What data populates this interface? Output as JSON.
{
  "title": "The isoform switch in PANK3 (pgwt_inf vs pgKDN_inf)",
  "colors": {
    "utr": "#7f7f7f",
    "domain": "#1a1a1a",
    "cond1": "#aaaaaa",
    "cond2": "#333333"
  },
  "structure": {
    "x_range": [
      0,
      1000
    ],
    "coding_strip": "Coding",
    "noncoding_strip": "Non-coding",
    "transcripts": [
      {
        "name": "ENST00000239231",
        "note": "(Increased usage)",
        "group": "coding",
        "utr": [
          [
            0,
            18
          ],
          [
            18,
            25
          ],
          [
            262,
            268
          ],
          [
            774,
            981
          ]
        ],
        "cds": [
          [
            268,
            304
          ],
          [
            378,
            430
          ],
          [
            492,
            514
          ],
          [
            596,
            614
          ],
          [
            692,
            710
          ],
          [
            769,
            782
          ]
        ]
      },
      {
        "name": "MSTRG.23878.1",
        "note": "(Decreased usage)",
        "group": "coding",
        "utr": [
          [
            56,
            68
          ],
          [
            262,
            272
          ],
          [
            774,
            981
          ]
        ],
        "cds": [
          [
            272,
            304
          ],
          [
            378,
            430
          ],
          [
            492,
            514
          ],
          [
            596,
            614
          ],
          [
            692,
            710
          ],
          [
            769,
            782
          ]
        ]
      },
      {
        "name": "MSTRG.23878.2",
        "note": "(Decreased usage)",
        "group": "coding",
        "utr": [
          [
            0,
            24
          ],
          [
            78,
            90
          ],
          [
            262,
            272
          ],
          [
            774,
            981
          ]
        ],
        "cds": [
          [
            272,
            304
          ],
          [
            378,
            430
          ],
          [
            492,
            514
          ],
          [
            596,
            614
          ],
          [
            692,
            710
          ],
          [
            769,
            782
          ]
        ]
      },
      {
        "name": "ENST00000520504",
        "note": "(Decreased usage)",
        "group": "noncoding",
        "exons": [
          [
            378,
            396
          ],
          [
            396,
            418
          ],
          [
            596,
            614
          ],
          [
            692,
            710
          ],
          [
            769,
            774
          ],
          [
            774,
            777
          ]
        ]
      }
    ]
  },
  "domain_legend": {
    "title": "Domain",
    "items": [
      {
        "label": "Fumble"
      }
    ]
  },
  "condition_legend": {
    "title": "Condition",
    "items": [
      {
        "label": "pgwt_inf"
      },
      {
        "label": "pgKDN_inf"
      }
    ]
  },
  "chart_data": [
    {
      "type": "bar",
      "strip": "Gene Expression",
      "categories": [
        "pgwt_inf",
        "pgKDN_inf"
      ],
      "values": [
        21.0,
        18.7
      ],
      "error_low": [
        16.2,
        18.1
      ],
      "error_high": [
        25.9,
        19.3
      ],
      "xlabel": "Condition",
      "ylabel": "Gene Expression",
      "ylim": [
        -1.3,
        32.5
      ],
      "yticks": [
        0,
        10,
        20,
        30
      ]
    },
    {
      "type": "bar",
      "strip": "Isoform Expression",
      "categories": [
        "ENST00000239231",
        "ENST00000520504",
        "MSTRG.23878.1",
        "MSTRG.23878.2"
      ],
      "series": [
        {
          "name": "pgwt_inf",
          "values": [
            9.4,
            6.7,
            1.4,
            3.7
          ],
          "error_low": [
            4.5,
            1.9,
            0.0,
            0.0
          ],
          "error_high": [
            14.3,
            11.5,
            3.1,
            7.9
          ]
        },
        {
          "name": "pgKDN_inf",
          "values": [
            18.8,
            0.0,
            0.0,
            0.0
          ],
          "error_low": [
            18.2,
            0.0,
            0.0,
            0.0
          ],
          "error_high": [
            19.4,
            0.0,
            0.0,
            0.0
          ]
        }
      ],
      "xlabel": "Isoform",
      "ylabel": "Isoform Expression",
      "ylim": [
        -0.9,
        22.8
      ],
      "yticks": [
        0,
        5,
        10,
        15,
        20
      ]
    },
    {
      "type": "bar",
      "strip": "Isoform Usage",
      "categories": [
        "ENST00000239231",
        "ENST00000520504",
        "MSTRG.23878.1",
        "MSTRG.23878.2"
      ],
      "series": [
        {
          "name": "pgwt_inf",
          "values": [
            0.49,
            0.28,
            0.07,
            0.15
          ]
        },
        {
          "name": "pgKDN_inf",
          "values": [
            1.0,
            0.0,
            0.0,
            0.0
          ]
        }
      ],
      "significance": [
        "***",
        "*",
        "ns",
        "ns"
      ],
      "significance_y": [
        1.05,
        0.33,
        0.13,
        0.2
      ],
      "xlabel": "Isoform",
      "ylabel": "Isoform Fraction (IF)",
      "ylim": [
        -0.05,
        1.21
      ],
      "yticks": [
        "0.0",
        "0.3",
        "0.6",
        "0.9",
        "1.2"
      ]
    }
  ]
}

______________________________

Write out every entry verbatim.

_RESPONSE TO THIS EXERCISE:_
What data populates this interface? Output as JSON.
{
  "title": "The isoform switch in PANK3 (pgwt_inf vs pgKDN_inf)",
  "colors": {
    "utr": "#7f7f7f",
    "domain": "#1a1a1a",
    "cond1": "#aaaaaa",
    "cond2": "#333333"
  },
  "structure": {
    "x_range": [
      0,
      1000
    ],
    "coding_strip": "Coding",
    "noncoding_strip": "Non-coding",
    "transcripts": [
      {
        "name": "ENST00000239231",
        "note": "(Increased usage)",
        "group": "coding",
        "utr": [
          [
            0,
            18
          ],
          [
            18,
            25
          ],
          [
            262,
            268
          ],
          [
            774,
            981
          ]
        ],
        "cds": [
          [
            268,
            304
          ],
          [
            378,
            430
          ],
          [
            492,
            514
          ],
          [
            596,
            614
          ],
          [
            692,
            710
          ],
          [
            769,
            782
          ]
        ]
      },
      {
        "name": "MSTRG.23878.1",
        "note": "(Decreased usage)",
        "group": "coding",
        "utr": [
          [
            56,
            68
          ],
          [
            262,
            272
          ],
          [
            774,
            981
          ]
        ],
        "cds": [
          [
            272,
            304
          ],
          [
            378,
            430
          ],
          [
            492,
            514
          ],
          [
            596,
            614
          ],
          [
            692,
            710
          ],
          [
            769,
            782
          ]
        ]
      },
      {
        "name": "MSTRG.23878.2",
        "note": "(Decreased usage)",
        "group": "coding",
        "utr": [
          [
            0,
            24
          ],
          [
            78,
            90
          ],
          [
            262,
            272
          ],
          [
            774,
            981
          ]
        ],
        "cds": [
          [
            272,
            304
          ],
          [
            378,
            430
          ],
          [
            492,
            514
          ],
          [
            596,
            614
          ],
          [
            692,
            710
          ],
          [
            769,
            782
          ]
        ]
      },
      {
        "name": "ENST00000520504",
        "note": "(Decreased usage)",
        "group": "noncoding",
        "exons": [
          [
            378,
            396
          ],
          [
            396,
            418
          ],
          [
            596,
            614
          ],
          [
            692,
            710
          ],
          [
            769,
            774
          ],
          [
            774,
            777
          ]
        ]
      }
    ]
  },
  "domain_legend": {
    "title": "Domain",
    "items": [
      {
        "label": "Fumble"
      }
    ]
  },
  "condition_legend": {
    "title": "Condition",
    "items": [
      {
        "label": "pgwt_inf"
      },
      {
        "label": "pgKDN_inf"
      }
    ]
  },
  "chart_data": [
    {
      "type": "bar",
      "strip": "Gene Expression",
      "categories": [
        "pgwt_inf",
        "pgKDN_inf"
      ],
      "values": [
        21.0,
        18.7
      ],
      "error_low": [
        16.2,
        18.1
      ],
      "error_high": [
        25.9,
        19.3
      ],
      "xlabel": "Condition",
      "ylabel": "Gene Expression",
      "ylim": [
        -1.3,
        32.5
      ],
      "yticks": [
        0,
        10,
        20,
        30
      ]
    },
    {
      "type": "bar",
      "strip": "Isoform Expression",
      "categories": [
        "ENST00000239231",
        "ENST00000520504",
        "MSTRG.23878.1",
        "MSTRG.23878.2"
      ],
      "series": [
        {
          "name": "pgwt_inf",
          "values": [
            9.4,
            6.7,
            1.4,
            3.7
          ],
          "error_low": [
            4.5,
            1.9,
            0.0,
            0.0
          ],
          "error_high": [
            14.3,
            11.5,
            3.1,
            7.9
          ]
        },
        {
          "name": "pgKDN_inf",
          "values": [
            18.8,
            0.0,
            0.0,
            0.0
          ],
          "error_low": [
            18.2,
            0.0,
            0.0,
            0.0
          ],
          "error_high": [
            19.4,
            0.0,
            0.0,
            0.0
          ]
        }
      ],
      "xlabel": "Isoform",
      "ylabel": "Isoform Expression",
      "ylim": [
        -0.9,
        22.8
      ],
      "yticks": [
        0,
        5,
        10,
        15,
        20
      ]
    },
    {
      "type": "bar",
      "strip": "Isoform Usage",
      "categories": [
        "ENST00000239231",
        "ENST00000520504",
        "MSTRG.23878.1",
        "MSTRG.23878.2"
      ],
      "series": [
        {
          "name": "pgwt_inf",
          "values": [
            0.49,
            0.28,
            0.07,
            0.15
          ]
        },
        {
          "name": "pgKDN_inf",
          "values": [
            1.0,
            0.0,
            0.0,
            0.0
          ]
        }
      ],
      "significance": [
        "***",
        "*",
        "ns",
        "ns"
      ],
      "significance_y": [
        1.05,
        0.33,
        0.13,
        0.2
      ],
      "xlabel": "Isoform",
      "ylabel": "Isoform Fraction (IF)",
      "ylim": [
        -0.05,
        1.21
      ],
      "yticks": [
        "0.0",
        "0.3",
        "0.6",
        "0.9",
        "1.2"
      ]
    }
  ]
}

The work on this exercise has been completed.